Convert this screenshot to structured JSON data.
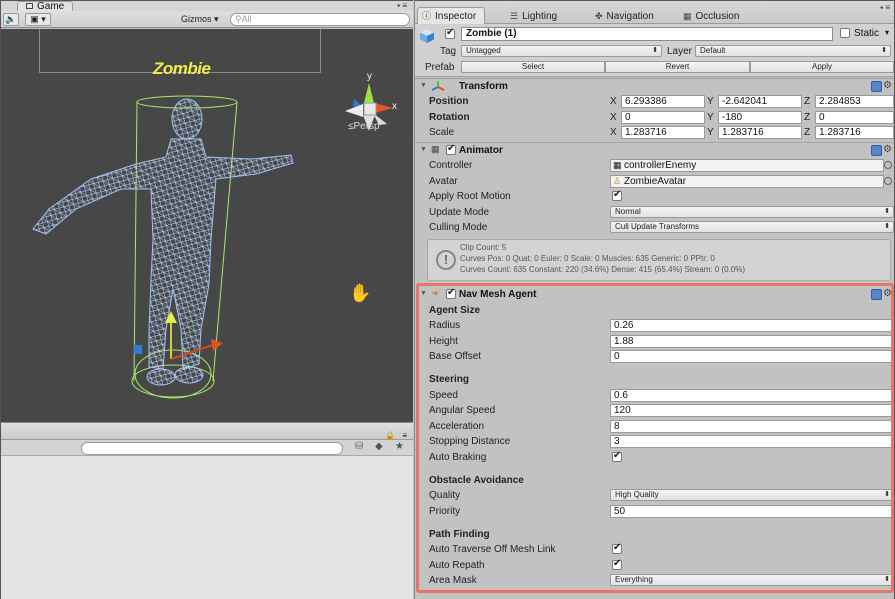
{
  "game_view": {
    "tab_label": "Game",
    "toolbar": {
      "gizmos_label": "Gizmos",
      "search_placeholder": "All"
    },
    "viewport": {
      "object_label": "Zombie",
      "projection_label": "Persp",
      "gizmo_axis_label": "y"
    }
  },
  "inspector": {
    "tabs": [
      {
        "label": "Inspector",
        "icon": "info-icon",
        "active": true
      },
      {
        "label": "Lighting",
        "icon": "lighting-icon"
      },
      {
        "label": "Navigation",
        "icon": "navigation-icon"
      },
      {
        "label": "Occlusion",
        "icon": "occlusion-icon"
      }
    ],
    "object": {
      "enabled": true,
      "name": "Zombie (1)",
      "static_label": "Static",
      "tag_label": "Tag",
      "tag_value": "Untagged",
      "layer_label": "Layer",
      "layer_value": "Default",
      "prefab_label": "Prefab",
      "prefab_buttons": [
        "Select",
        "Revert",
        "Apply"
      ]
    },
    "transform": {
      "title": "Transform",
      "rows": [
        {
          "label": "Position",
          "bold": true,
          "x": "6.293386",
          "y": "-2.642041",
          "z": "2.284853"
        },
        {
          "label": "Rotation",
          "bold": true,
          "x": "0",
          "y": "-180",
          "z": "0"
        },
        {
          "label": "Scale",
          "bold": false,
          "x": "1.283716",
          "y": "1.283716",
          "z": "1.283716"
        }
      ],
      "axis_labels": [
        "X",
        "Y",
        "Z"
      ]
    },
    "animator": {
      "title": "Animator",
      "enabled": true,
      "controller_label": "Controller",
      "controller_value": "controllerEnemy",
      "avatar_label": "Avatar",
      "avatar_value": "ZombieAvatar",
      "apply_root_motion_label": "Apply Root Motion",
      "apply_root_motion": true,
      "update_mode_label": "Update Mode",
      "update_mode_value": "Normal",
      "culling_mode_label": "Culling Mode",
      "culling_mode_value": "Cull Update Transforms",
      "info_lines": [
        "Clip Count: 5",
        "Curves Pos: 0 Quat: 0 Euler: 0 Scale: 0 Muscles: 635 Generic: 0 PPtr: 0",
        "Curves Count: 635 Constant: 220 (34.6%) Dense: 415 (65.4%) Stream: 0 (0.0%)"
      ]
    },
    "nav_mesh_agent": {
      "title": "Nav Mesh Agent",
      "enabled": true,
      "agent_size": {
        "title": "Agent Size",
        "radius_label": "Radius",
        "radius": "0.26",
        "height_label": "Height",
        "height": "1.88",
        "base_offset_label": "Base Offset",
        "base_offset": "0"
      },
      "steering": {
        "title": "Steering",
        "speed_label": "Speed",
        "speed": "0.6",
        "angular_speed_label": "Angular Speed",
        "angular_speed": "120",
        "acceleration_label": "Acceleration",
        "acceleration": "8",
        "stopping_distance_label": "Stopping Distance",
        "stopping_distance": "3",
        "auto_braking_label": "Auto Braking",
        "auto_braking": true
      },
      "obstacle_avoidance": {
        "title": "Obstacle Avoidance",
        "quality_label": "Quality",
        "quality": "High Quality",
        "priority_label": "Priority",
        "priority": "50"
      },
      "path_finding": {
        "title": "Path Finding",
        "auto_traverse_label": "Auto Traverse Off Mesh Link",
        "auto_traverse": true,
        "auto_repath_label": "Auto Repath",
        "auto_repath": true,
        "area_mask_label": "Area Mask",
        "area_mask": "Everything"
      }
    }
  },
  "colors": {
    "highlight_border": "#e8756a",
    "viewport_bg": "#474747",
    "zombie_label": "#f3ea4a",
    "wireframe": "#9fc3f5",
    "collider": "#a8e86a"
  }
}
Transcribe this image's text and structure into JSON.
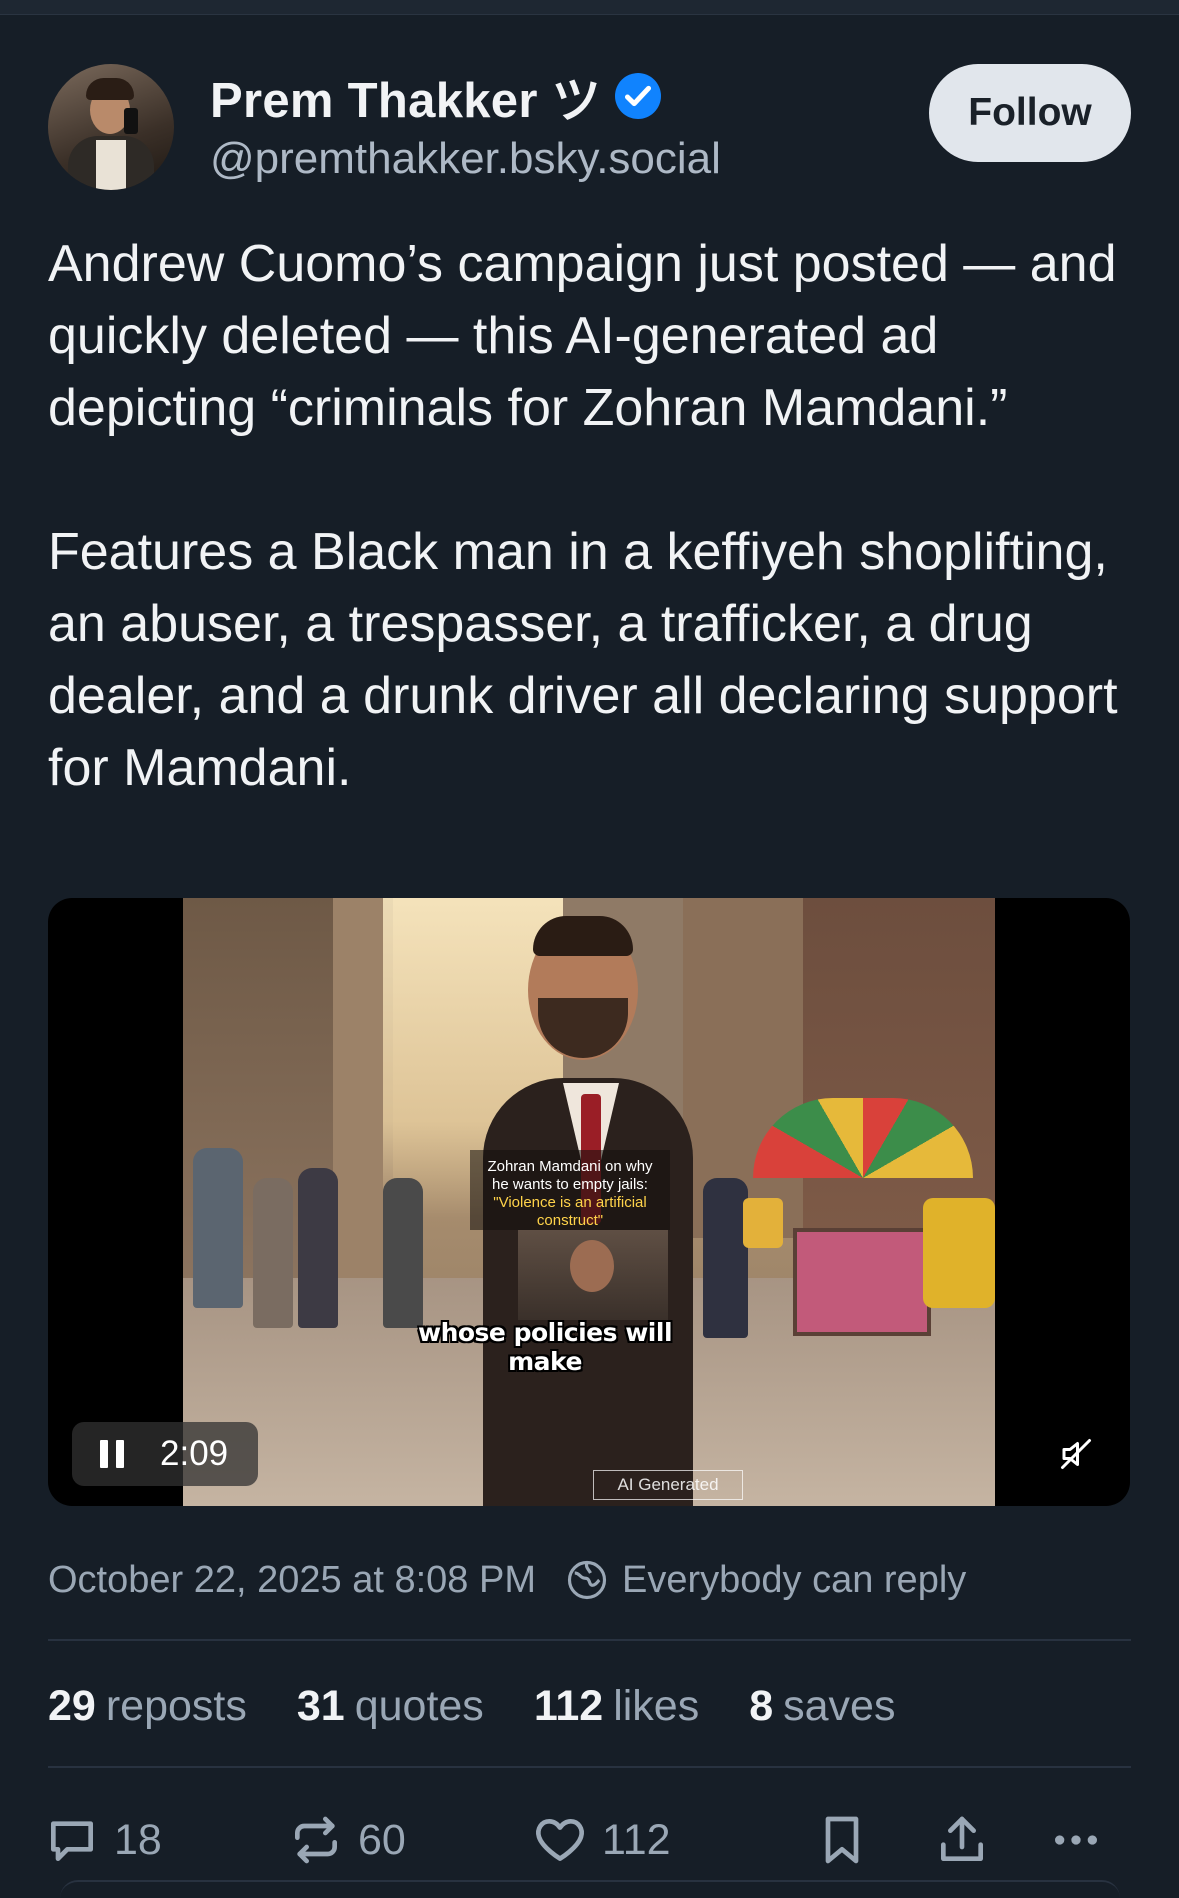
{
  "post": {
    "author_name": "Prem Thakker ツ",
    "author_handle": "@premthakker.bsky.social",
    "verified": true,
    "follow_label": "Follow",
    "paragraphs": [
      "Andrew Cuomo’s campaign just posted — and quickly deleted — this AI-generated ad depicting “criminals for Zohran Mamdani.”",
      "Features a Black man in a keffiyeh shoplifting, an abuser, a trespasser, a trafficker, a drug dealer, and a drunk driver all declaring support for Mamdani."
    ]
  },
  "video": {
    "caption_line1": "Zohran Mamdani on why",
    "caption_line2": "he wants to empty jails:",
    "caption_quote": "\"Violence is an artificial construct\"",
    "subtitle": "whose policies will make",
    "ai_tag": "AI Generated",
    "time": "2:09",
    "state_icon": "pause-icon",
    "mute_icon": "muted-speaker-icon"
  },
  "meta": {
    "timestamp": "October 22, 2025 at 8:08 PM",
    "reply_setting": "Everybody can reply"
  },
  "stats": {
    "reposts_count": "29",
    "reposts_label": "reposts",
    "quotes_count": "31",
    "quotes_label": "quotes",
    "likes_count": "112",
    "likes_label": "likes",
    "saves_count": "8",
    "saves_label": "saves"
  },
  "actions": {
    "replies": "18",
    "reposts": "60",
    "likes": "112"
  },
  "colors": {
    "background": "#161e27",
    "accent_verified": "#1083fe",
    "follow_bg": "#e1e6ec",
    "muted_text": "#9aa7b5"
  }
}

********

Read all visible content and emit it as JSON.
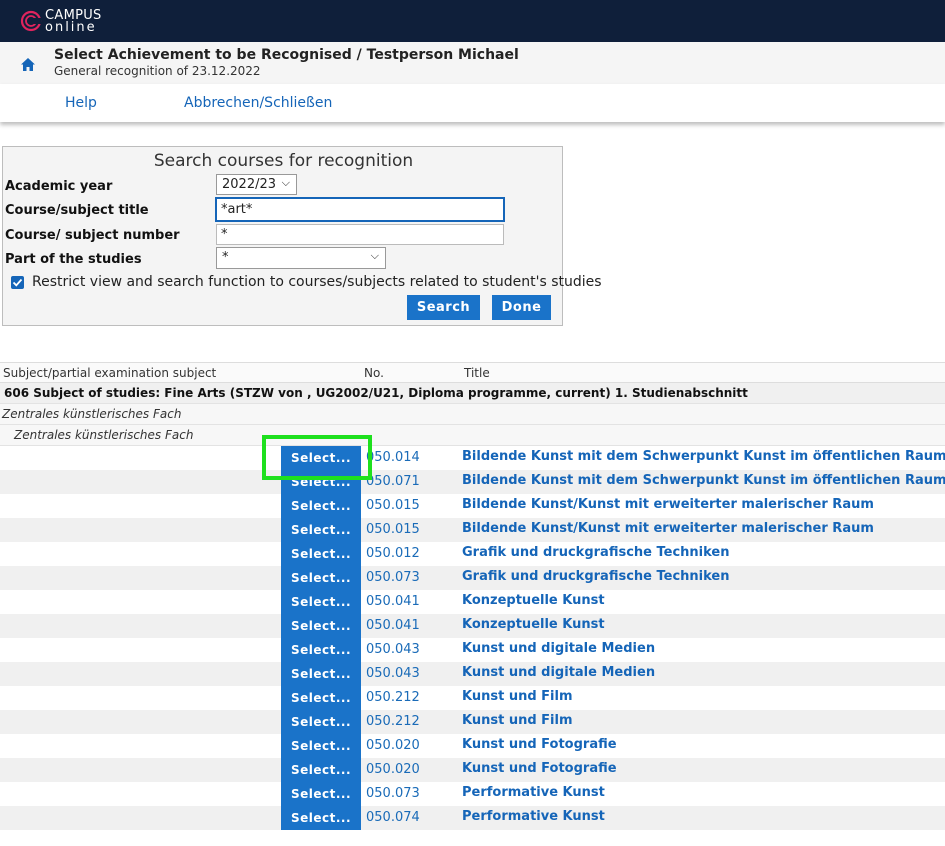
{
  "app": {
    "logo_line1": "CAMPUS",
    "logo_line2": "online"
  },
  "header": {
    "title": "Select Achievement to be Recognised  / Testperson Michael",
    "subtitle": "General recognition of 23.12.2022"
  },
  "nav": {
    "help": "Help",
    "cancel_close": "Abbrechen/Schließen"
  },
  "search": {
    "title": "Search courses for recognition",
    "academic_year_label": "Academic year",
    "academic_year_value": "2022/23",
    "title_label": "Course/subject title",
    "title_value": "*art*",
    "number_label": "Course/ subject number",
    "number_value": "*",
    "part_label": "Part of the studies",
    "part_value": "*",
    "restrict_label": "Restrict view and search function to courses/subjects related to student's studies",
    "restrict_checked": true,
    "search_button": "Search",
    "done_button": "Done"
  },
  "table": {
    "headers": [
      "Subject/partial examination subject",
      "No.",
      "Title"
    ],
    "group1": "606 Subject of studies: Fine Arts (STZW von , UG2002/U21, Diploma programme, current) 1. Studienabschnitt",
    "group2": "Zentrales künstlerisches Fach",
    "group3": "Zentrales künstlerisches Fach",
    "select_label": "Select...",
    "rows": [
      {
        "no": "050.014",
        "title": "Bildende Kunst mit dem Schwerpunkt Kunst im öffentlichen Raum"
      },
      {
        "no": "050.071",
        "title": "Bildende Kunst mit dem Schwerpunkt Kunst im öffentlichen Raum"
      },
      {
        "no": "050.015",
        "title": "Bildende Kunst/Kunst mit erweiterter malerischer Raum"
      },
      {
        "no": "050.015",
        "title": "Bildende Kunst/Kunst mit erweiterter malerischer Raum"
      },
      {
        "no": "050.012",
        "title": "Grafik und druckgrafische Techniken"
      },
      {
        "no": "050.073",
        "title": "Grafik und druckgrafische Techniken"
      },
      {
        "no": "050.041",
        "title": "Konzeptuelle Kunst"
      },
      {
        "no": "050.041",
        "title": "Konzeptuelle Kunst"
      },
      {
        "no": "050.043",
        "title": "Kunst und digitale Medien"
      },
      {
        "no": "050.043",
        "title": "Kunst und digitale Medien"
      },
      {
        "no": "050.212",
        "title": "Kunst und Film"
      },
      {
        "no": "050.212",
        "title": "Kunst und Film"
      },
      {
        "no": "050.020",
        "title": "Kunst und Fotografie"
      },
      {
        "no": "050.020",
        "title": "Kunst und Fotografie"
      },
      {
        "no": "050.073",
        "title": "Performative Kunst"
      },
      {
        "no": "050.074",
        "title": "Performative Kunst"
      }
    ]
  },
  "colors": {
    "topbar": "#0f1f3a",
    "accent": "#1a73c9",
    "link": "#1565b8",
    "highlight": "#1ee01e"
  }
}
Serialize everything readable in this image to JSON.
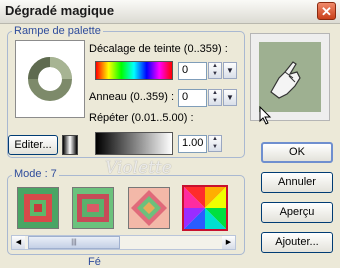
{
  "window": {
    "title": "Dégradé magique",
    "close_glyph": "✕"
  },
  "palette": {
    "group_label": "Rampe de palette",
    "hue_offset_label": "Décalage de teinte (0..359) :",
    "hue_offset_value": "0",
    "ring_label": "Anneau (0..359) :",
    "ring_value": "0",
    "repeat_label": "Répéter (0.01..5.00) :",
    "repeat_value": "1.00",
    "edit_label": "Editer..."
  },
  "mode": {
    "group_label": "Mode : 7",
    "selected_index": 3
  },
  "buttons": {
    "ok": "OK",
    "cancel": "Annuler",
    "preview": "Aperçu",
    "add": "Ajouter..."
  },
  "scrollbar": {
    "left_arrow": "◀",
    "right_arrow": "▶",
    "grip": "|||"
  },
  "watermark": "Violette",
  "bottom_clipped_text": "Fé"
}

********

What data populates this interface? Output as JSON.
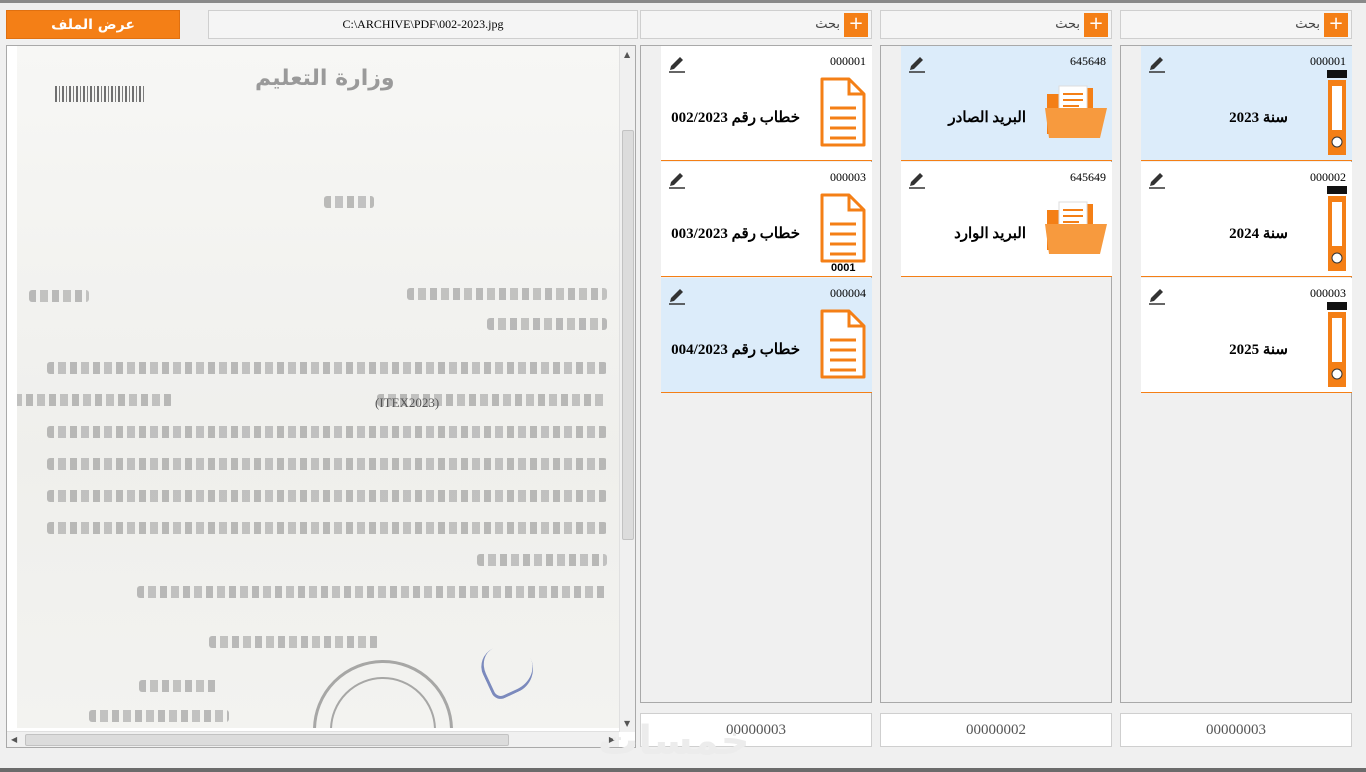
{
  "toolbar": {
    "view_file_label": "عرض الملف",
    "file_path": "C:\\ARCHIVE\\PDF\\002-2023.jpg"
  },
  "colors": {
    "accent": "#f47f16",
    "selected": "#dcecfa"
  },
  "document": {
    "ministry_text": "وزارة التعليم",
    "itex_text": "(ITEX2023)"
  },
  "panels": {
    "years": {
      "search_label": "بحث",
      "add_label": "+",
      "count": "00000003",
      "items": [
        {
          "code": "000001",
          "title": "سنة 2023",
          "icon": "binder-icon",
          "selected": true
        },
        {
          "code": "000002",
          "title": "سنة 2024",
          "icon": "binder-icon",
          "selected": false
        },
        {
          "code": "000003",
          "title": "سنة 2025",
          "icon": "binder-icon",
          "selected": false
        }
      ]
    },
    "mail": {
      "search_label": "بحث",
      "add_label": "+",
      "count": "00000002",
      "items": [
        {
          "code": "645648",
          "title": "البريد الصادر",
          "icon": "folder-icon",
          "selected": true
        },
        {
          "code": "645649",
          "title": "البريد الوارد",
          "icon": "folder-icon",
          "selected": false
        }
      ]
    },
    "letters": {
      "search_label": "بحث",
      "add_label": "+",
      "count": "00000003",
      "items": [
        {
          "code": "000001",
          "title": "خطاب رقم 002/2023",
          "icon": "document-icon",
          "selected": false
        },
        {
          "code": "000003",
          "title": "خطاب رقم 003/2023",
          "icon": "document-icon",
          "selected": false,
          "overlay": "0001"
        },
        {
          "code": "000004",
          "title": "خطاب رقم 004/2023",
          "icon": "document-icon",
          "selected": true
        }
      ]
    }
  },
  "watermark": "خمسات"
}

********

* _Given instruction_
Figure out how many lines of the data above include "Quality", then give the number and nothing more.

* _Reply_
2